--- Start Record set ---
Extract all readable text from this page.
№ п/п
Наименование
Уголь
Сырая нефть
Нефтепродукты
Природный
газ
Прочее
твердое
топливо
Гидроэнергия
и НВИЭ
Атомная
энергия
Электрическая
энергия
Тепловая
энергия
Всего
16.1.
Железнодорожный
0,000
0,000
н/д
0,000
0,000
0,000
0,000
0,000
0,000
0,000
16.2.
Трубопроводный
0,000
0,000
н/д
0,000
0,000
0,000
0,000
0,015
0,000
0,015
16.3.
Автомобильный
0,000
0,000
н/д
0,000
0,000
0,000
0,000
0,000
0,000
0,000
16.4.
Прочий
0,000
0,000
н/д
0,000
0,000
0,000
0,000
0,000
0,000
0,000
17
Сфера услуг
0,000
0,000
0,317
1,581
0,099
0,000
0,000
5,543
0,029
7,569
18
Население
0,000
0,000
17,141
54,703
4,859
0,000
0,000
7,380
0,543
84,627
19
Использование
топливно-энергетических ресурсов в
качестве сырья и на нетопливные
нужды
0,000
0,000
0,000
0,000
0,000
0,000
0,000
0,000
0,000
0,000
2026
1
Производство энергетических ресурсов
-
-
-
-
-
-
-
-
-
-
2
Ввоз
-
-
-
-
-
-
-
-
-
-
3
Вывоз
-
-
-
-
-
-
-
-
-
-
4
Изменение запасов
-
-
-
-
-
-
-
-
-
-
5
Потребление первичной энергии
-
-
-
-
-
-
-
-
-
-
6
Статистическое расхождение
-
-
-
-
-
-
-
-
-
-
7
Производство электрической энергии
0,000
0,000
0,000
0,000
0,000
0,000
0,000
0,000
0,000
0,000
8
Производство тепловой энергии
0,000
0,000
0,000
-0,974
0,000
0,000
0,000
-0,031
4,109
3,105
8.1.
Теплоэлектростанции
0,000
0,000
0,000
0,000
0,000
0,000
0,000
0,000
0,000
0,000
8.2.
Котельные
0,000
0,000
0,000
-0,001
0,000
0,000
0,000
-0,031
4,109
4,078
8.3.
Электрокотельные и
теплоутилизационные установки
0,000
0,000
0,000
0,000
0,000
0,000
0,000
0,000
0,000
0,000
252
--- End Record set ---
--- Start Record set ---
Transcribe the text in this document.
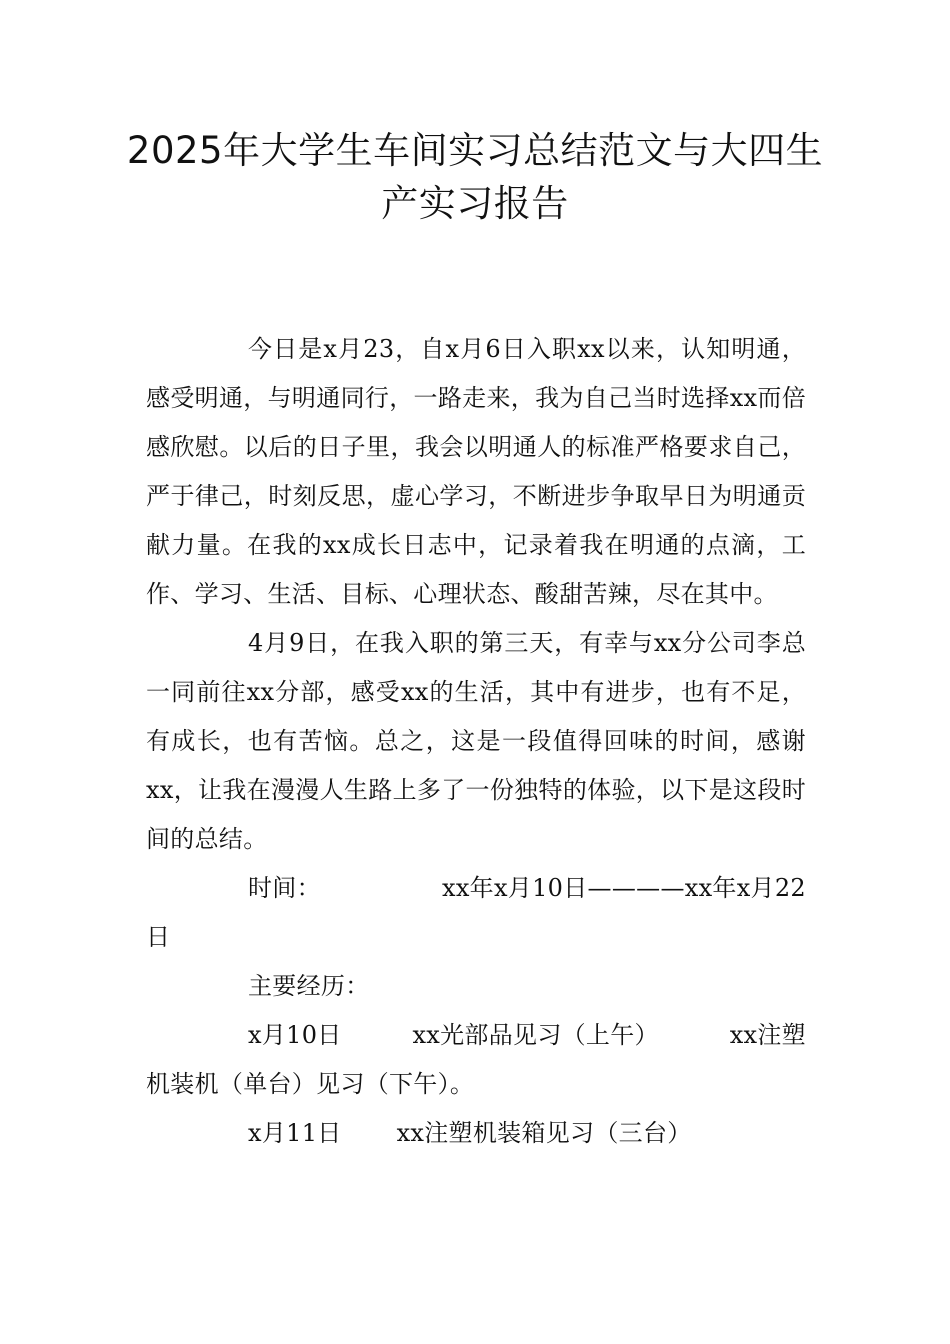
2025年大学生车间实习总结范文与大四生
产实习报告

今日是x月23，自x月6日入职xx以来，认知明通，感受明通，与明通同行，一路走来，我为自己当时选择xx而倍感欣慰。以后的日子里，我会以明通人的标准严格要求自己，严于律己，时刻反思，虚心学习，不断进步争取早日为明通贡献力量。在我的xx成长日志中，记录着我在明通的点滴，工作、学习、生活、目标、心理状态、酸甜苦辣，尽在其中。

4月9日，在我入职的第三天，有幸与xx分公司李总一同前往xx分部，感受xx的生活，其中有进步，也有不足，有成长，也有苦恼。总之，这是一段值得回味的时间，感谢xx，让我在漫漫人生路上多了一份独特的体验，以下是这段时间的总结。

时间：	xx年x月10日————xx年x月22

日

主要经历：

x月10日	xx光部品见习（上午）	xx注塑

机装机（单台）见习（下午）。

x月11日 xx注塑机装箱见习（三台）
--- End Record set ---
--- Start Record set ---
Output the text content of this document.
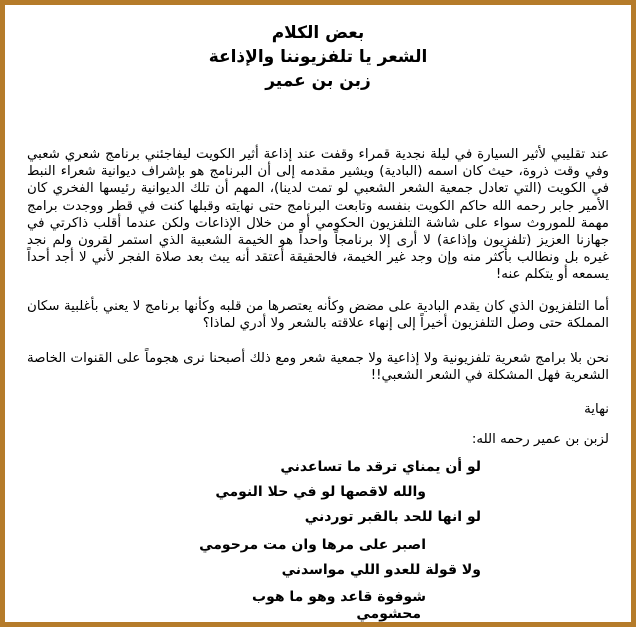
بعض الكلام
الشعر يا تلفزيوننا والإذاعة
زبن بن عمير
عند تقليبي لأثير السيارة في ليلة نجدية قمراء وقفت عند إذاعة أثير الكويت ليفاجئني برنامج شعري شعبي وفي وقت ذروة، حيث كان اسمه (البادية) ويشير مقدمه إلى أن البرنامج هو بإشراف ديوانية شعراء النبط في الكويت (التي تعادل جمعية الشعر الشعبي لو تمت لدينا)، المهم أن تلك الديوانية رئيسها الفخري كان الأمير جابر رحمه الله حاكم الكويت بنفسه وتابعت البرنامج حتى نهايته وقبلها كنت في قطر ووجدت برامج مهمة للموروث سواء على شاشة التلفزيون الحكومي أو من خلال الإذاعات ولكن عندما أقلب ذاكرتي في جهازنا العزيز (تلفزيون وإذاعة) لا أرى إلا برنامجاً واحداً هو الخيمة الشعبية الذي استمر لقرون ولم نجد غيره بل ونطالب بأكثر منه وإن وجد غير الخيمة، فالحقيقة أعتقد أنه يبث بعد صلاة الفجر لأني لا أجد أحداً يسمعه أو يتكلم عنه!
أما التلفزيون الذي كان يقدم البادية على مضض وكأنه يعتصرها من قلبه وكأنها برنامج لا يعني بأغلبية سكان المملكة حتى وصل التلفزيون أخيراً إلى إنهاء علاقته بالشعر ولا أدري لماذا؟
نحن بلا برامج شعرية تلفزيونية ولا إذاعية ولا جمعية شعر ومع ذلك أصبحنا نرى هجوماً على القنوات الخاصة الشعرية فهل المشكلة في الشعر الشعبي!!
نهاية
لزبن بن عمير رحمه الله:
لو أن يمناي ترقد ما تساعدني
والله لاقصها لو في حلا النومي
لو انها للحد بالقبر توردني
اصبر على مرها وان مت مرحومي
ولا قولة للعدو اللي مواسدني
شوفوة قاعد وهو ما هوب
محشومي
--- End Record set ---
= What is being asked =
Copy each line that contains the word "text".

= The completed task =
Extract all readable text from this page.
Transcribe the text in this document.
Output the text content of this document.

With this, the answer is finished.